===== Given data =====
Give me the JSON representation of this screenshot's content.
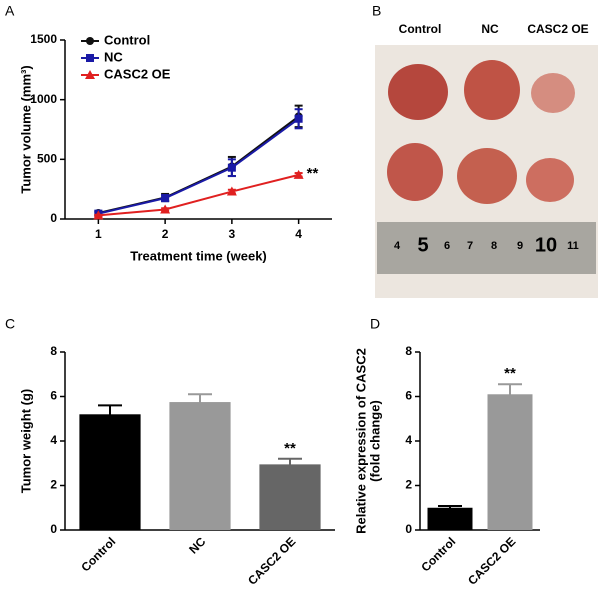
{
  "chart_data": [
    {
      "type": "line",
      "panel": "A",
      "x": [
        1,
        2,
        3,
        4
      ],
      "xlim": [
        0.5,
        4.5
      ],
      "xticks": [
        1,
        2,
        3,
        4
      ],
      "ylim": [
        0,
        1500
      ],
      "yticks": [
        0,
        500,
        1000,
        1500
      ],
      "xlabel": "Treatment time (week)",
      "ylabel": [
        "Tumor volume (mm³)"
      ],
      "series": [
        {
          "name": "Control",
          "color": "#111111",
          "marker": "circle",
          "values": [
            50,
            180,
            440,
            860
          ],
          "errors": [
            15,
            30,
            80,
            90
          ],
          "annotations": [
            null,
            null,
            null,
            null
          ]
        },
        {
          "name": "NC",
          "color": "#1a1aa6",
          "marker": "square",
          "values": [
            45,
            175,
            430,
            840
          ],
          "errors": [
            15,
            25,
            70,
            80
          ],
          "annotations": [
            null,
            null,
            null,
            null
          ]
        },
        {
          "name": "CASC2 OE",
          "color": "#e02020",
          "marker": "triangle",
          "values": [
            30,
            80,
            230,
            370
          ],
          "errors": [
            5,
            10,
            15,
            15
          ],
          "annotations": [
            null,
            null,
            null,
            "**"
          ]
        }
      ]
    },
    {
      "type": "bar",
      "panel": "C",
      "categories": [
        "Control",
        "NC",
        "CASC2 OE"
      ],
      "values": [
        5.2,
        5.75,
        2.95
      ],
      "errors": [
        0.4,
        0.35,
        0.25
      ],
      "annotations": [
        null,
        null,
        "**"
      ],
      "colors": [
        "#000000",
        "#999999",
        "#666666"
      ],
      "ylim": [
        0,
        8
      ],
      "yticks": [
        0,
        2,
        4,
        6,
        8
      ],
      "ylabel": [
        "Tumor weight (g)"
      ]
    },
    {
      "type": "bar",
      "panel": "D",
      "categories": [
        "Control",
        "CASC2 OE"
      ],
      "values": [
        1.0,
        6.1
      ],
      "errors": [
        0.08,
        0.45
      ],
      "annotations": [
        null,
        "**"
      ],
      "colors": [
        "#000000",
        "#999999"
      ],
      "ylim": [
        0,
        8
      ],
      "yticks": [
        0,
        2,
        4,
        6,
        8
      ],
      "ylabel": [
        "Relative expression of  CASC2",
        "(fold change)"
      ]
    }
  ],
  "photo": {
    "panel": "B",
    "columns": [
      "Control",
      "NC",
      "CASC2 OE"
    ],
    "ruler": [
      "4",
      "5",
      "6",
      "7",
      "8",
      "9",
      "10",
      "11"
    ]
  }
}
=====
===== Given data =====
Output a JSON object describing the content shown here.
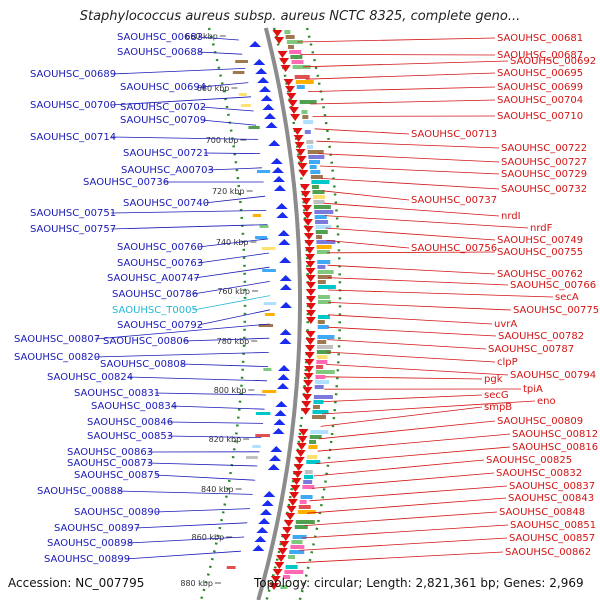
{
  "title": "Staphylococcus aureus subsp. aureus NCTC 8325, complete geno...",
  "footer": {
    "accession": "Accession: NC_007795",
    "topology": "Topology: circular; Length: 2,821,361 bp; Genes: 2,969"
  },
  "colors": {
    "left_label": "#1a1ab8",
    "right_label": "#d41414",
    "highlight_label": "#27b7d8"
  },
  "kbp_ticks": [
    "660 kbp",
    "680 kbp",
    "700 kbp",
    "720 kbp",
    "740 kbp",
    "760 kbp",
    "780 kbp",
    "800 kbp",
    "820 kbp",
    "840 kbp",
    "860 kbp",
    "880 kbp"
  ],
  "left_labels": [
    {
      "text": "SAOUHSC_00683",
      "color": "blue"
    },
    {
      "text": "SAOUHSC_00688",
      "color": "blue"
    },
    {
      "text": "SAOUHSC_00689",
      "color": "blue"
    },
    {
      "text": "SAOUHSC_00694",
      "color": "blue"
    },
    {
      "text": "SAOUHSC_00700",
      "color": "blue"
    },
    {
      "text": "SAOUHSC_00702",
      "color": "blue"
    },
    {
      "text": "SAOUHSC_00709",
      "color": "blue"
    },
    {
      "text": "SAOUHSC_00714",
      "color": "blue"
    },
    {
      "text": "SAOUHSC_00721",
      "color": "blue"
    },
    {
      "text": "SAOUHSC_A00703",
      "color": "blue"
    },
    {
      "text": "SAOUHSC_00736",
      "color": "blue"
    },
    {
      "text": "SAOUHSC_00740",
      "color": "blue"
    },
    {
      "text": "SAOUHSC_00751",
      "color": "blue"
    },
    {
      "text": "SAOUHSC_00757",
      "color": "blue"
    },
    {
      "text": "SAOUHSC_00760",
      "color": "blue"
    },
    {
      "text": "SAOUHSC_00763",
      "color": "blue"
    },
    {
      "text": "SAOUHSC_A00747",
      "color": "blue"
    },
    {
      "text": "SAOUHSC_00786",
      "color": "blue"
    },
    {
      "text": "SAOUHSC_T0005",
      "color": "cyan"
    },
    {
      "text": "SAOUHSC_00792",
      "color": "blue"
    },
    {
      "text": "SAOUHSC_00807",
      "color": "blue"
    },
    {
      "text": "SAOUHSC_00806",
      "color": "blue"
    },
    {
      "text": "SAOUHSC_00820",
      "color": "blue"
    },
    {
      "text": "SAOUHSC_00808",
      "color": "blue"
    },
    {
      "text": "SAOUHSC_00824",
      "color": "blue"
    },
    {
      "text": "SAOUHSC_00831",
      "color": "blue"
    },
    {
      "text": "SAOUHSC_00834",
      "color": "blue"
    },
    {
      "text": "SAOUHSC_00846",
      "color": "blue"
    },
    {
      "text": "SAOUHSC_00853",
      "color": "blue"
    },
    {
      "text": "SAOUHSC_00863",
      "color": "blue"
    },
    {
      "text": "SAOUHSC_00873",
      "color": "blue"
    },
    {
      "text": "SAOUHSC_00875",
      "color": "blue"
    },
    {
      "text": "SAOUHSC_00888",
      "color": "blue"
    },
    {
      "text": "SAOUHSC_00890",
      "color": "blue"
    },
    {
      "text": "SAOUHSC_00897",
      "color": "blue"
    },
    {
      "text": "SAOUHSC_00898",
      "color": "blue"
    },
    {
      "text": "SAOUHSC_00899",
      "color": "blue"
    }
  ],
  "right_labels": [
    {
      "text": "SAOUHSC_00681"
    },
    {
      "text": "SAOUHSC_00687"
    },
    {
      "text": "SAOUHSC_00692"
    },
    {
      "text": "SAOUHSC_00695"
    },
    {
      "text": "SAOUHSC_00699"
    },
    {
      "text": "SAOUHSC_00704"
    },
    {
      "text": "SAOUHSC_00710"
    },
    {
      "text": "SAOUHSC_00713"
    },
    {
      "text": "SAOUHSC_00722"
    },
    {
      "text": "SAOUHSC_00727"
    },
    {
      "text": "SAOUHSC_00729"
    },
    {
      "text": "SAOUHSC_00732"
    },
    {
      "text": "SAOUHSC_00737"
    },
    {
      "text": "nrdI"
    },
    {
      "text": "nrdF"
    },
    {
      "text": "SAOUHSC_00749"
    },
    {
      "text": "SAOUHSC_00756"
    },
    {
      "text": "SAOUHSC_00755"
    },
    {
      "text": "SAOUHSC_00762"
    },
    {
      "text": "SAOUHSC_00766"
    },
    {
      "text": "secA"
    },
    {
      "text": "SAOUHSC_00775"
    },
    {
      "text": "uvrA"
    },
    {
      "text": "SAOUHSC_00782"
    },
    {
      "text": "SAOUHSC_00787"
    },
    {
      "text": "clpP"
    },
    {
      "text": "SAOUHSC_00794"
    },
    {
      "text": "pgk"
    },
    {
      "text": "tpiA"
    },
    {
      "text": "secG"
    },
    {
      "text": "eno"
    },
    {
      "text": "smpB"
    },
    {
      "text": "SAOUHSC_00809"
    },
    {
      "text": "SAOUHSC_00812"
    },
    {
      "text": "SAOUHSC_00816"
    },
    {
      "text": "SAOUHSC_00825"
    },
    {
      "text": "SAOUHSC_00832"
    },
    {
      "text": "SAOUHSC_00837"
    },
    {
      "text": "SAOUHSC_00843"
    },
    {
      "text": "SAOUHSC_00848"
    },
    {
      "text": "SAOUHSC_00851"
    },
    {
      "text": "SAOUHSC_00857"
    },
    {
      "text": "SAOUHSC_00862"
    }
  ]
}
=====
**Problem description:** In the records above, find each line that mentions the string "JSON", then copy it.

**Exercise response:**
Give me the JSON representation of this screenshot's content.
Output a JSON object describing the content shown here.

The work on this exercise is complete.